(Dataset items)
◆ ◆ ◆ ◆ ◆ ◆ ◆
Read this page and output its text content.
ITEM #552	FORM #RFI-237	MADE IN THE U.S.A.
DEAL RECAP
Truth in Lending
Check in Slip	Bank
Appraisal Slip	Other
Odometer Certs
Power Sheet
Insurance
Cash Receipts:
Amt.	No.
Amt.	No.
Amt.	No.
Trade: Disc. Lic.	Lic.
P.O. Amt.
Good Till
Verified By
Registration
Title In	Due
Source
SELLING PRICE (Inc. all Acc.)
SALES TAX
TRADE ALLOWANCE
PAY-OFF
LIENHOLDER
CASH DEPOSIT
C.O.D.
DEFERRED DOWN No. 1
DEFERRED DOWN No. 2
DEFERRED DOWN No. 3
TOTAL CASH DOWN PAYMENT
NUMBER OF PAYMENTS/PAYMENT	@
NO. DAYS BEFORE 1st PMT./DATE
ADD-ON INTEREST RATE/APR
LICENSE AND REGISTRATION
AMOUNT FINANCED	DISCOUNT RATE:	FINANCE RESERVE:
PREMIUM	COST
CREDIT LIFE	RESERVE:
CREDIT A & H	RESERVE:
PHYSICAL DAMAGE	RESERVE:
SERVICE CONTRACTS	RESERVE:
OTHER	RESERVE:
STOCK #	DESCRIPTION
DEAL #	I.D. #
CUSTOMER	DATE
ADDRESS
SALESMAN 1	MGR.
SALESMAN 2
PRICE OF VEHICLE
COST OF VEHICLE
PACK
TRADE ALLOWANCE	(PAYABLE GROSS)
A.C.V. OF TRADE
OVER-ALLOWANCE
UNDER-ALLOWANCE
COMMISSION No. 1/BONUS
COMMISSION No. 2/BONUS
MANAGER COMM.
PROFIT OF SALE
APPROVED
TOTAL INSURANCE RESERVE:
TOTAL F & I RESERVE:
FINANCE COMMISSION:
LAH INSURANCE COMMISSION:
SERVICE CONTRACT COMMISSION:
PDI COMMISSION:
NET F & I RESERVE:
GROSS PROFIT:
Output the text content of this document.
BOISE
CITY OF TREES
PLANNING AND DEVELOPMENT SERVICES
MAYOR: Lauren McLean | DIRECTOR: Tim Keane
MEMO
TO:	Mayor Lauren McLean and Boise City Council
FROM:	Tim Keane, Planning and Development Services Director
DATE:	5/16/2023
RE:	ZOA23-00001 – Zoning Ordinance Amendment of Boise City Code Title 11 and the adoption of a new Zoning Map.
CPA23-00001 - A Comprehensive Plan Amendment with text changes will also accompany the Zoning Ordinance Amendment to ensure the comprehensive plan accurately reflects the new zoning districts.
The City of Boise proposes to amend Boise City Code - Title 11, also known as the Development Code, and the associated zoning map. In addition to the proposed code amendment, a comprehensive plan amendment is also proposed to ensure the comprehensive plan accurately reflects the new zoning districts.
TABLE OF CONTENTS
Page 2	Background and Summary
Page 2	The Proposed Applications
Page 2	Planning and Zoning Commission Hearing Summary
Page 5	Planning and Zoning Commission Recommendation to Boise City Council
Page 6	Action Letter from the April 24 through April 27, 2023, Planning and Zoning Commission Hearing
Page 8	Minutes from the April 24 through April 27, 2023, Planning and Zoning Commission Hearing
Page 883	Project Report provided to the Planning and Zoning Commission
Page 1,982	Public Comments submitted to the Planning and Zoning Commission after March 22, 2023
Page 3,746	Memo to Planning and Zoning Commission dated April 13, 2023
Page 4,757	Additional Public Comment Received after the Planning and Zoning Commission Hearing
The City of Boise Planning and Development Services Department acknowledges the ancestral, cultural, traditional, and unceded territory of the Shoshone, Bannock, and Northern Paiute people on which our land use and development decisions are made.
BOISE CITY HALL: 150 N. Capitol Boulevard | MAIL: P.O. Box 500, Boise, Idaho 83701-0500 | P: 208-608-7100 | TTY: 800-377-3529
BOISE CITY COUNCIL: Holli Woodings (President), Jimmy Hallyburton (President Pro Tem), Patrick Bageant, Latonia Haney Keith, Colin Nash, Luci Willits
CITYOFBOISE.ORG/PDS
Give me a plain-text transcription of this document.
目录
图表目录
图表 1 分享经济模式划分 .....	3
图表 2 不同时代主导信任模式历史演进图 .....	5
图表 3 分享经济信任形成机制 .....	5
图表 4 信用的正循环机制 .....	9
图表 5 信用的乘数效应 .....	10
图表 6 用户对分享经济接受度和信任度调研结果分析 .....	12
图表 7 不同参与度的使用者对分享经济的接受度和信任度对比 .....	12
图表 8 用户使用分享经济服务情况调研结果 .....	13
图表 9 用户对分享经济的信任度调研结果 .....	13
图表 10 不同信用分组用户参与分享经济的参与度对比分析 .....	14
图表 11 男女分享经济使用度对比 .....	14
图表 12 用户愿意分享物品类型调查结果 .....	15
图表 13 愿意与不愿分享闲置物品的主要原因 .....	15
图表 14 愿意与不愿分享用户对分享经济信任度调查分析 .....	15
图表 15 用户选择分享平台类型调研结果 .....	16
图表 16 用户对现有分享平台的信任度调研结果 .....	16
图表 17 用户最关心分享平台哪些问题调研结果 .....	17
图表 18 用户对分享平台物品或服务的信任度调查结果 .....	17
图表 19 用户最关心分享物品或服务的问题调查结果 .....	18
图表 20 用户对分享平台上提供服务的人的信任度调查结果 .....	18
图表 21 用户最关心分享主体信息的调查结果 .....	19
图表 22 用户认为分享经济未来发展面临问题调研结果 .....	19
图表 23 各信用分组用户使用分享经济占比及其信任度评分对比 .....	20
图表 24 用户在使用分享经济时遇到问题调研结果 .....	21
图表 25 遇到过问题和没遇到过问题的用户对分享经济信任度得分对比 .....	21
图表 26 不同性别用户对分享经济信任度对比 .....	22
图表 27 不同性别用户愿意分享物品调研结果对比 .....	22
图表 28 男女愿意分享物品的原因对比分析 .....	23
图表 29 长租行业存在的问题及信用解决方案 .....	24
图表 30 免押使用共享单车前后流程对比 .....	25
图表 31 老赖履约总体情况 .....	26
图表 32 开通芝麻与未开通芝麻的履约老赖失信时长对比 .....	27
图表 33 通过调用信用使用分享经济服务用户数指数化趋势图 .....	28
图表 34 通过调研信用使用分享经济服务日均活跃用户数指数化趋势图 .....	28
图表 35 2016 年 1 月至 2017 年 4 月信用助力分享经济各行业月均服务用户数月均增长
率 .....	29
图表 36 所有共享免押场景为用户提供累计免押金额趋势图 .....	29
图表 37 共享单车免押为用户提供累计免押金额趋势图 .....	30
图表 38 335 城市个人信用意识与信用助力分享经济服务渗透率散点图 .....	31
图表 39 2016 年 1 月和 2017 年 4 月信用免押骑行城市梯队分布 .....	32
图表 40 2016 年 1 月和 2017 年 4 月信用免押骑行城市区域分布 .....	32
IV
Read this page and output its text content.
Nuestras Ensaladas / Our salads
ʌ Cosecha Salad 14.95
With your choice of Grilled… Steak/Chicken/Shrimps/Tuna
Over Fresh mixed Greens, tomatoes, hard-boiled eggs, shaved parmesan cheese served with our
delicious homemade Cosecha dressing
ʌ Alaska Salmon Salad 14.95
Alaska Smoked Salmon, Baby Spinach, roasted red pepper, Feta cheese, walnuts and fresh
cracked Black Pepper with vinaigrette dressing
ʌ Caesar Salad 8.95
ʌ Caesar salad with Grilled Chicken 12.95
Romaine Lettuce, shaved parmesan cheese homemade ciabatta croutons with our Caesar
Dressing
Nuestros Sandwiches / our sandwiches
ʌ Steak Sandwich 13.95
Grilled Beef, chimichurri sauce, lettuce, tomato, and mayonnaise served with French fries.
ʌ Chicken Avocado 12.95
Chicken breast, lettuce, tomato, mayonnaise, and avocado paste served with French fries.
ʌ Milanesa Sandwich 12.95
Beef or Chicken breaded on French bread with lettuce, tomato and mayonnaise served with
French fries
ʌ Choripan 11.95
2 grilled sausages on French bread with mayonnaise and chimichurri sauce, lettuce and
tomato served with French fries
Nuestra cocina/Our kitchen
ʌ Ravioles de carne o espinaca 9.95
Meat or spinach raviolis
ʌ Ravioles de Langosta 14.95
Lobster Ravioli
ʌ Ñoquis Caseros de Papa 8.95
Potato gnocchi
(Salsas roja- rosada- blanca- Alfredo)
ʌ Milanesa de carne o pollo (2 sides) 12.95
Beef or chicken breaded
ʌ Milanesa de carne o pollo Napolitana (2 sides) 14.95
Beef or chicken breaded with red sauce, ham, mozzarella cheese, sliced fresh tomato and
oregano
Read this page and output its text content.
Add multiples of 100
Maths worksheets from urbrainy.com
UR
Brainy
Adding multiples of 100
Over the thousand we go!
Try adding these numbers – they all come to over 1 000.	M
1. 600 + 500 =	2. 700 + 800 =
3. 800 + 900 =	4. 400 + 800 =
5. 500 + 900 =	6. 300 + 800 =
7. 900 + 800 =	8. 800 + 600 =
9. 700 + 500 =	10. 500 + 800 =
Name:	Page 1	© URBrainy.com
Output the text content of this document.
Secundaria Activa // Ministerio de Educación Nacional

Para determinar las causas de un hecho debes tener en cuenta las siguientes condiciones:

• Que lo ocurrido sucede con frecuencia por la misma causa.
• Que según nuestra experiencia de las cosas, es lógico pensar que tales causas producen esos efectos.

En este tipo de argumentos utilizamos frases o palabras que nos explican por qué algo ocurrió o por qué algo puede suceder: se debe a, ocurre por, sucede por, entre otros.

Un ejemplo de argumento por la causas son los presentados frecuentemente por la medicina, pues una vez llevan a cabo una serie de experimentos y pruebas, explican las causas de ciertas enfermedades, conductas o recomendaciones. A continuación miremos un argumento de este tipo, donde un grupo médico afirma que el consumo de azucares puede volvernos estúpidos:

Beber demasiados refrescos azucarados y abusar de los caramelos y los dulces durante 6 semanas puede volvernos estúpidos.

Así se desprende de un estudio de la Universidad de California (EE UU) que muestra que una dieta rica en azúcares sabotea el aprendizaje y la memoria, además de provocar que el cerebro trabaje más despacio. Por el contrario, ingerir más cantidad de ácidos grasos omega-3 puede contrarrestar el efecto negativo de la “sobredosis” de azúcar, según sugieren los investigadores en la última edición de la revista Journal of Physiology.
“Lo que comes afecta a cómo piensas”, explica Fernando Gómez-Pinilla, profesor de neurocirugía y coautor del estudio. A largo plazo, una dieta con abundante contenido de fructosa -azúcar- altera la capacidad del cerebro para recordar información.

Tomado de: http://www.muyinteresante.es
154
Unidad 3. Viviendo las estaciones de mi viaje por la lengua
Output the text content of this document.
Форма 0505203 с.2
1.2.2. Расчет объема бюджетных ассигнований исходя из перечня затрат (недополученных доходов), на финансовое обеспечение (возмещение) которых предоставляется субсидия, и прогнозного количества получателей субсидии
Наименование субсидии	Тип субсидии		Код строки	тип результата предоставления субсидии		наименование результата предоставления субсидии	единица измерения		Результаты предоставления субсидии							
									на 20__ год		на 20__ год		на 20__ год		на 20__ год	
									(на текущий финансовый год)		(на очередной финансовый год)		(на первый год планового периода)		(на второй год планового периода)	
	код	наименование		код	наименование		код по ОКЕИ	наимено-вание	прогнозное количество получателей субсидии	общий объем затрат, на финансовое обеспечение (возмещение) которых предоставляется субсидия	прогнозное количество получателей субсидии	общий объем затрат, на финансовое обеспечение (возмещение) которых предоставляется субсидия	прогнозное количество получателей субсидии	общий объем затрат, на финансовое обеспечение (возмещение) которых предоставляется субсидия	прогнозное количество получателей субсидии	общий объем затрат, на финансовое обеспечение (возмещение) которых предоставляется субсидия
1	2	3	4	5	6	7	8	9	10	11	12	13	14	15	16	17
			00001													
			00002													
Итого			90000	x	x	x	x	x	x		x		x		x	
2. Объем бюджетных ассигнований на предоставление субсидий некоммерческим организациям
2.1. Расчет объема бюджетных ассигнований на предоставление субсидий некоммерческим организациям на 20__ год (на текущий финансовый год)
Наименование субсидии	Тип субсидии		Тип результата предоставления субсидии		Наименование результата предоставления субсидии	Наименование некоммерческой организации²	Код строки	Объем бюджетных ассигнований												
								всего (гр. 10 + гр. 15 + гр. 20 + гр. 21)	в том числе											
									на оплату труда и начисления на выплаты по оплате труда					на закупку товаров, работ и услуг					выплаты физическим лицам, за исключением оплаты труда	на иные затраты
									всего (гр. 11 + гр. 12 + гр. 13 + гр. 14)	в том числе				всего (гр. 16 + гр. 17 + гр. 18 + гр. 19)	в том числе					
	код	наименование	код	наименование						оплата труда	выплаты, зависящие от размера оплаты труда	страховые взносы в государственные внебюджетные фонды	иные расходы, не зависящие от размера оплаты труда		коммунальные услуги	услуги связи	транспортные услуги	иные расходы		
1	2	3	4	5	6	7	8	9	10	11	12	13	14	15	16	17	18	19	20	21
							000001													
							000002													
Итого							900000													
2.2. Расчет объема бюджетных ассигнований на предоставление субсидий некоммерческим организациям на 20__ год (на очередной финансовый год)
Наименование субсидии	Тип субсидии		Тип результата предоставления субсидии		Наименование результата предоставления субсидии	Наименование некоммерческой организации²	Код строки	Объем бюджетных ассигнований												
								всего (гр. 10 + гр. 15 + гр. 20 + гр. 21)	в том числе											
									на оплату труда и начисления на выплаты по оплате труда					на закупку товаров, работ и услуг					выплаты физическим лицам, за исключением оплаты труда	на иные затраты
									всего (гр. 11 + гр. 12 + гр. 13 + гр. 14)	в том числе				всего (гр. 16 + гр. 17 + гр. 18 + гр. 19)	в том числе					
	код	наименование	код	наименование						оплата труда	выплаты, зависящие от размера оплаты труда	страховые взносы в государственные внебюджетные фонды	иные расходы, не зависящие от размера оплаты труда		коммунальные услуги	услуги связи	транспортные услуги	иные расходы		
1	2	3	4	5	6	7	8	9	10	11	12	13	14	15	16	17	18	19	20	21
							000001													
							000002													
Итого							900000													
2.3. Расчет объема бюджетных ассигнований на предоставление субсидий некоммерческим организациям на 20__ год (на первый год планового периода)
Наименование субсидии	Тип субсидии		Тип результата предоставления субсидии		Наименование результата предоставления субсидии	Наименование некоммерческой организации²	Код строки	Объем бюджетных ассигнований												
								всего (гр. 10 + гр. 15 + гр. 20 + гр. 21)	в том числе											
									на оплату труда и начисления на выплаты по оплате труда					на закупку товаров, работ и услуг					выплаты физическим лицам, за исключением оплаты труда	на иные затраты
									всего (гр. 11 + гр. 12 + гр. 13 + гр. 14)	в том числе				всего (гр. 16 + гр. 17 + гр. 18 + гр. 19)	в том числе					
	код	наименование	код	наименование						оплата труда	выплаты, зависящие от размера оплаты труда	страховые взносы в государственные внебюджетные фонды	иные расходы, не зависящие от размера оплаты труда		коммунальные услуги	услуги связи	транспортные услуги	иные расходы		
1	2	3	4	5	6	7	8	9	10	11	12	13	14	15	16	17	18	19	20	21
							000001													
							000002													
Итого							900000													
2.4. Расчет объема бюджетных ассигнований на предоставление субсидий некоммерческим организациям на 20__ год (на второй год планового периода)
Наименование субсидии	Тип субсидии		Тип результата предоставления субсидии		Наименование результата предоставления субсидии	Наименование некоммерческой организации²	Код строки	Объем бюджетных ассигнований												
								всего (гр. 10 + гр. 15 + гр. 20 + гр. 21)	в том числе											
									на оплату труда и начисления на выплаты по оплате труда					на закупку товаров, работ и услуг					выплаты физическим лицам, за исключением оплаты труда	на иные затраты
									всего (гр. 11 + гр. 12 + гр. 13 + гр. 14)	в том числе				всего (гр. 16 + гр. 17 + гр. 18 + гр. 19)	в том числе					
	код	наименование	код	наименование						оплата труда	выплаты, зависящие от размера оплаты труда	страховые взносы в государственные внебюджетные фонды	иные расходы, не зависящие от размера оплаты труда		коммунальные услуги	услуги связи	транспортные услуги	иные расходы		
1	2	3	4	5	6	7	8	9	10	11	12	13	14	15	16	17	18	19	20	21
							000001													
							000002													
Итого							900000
◆ ◆ ◆ ◆ ◆ ◆ ◆
Scan the lines for the string "also". Pick out every line that has it.

CPA23-00001 - A Comprehensive Plan Amendment with text changes will also accompany the Zoning Ordinance Amendment to ensure the comprehensive plan accurately reflects the new zoning districts.
The City of Boise proposes to amend Boise City Code - Title 11, also known as the Development Code, and the associated zoning map. In addition to the proposed code amendment, a comprehensive plan amendment is also proposed to ensure the comprehensive plan accurately reflects the new zoning districts.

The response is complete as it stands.